SET EXERCISE>
Pull the passage from the heat transfer text below that starts with "Second Law of" and goes on through "and fire control.", copying it word for word.
[START OF TEXT TO READ]
Even though it involves energy transfer, heat is not the same as work. Remember that work involves force causing movement in a direction influenced by that force (and if no movement in that direction occurred, no work is done). Energy transferred by heat results in an increase in molecular movement, but not in a specific direction, therefore no work is done. However, this does not mean that energy transferred by heat cannot be transformed into mechanical energy and accomplish work.

Transfer of energy from one object to another must be classified as heat or work. When energy content changes, it must be the result of heat, work, or a combination of both. Heat and work are processes by which energy is exchanged rather than energy itself.

The word flow is often used in discussing heat transfer (e.g., energy flows from objects with higher temperature to those with lower temperature). This helps visualize patterns of movement, but it is important to remember that neither energy nor heat is a fluid. Heat is the process of energy transfer due to temperature differences. This energy transfer takes place in a variety of different ways.

Second Law of Thermodynamics: There are several ways to state this law. The simplest is that heat cannot spontaneously flow from a material at lower temperature to a material at higher temperature. However, thermal energy moves from materials at high temperature to those having lower temperatures until they have the same temperature (equilibrium).

There are three methods of heat transfer, conduction, convection, and radiation. Each of these has significant impact on the processes of combustion, fire development, and fire control.

Conduction

Conduction of heat occurs when adjacent atoms vibrate against one another or as electrons move from atom to atom. Heat transfers through solid materials and between solid materials in direct contact with one another by conduction. The atoms in liquids and gases are further apart, reducing the probability of collision and transfer of thermal energy.

Figure 2. Conduction

Factors Influencing Conductive Heat Transfer

The factors influencing conduction are temperature difference, length (or thickness), cross sectional area, and the thermal conductivity of the conductor.

Thermal conductivity is the measure of the quantity of thermal energy which flows through a conductor. In addition to form, there are a number of factors influencing thermal conductivity of materials including molecular bonding, structure, and density. Units of measure for conductivity must account for the amount of energy transferred in a given amount of time, thickness (or distance), and temperature difference. The SI units of measure for thermal conductivity are Watts per Kelvin per Meter (W?K?m). While appearing to be complex, this measure is fairly straightforward; indicating the number of Watts (Joules/second) transferred a distance of one meter for each Kelvin of temperature difference (Figure 3)

Figure 3. Thermal Conductivity

When the temperature of one surface of a solid material is higher than another, heat will move through the material. Depending on the characteristics of the material, this conductive heat transfer may be slow or it may occur quickly. The rate of heat transfer is defined by the coefficient of thermal conductivity.
[END OF TEXT TO READ]
[START OF DATA ROWS]
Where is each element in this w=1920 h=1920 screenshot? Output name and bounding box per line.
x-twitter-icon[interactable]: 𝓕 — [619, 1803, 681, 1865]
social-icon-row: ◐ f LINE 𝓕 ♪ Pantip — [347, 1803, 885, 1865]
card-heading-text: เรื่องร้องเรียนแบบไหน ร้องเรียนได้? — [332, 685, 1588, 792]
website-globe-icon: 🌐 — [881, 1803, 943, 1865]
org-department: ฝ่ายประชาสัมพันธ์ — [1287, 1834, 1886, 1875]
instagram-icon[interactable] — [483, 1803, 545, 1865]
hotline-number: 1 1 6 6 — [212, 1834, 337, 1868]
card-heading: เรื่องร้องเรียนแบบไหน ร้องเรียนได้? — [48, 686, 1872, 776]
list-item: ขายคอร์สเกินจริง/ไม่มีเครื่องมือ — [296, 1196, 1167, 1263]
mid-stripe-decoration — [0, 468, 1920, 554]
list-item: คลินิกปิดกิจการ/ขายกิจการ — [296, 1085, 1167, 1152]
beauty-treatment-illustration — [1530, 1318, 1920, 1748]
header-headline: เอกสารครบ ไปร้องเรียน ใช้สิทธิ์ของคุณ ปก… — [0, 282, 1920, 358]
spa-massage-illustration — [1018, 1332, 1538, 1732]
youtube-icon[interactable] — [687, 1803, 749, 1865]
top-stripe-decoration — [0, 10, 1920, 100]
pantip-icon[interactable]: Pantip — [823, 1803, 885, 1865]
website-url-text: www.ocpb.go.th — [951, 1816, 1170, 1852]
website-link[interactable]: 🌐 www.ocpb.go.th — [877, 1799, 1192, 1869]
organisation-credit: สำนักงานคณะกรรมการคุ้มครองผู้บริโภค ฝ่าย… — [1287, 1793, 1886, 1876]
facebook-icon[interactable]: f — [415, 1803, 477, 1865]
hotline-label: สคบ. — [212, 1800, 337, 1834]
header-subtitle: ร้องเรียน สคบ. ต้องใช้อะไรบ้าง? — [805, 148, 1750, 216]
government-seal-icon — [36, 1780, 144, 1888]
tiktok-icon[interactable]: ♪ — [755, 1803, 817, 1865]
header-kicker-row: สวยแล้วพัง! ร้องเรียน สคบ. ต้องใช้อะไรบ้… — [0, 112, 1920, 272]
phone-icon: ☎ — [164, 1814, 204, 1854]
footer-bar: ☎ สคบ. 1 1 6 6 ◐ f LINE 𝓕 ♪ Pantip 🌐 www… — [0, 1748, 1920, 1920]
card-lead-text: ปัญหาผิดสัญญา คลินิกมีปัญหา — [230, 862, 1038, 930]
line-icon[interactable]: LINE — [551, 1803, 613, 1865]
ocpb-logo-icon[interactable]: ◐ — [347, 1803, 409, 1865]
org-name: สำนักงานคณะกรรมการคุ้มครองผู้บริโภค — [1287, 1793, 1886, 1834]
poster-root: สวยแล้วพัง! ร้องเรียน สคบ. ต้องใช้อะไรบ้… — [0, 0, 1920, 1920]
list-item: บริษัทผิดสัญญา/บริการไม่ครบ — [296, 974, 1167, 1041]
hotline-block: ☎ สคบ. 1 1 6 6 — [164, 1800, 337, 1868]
[END OF DATA ROWS]
OUTPUT FOR THIS EXERCISE>
Second Law of Thermodynamics: There are several ways to state this law. The simplest is that heat cannot spontaneously flow from a material at lower temperature to a material at higher temperature. However, thermal energy moves from materials at high temperature to those having lower temperatures until they have the same temperature (equilibrium).

There are three methods of heat transfer, conduction, convection, and radiation. Each of these has significant impact on the processes of combustion, fire development, and fire control.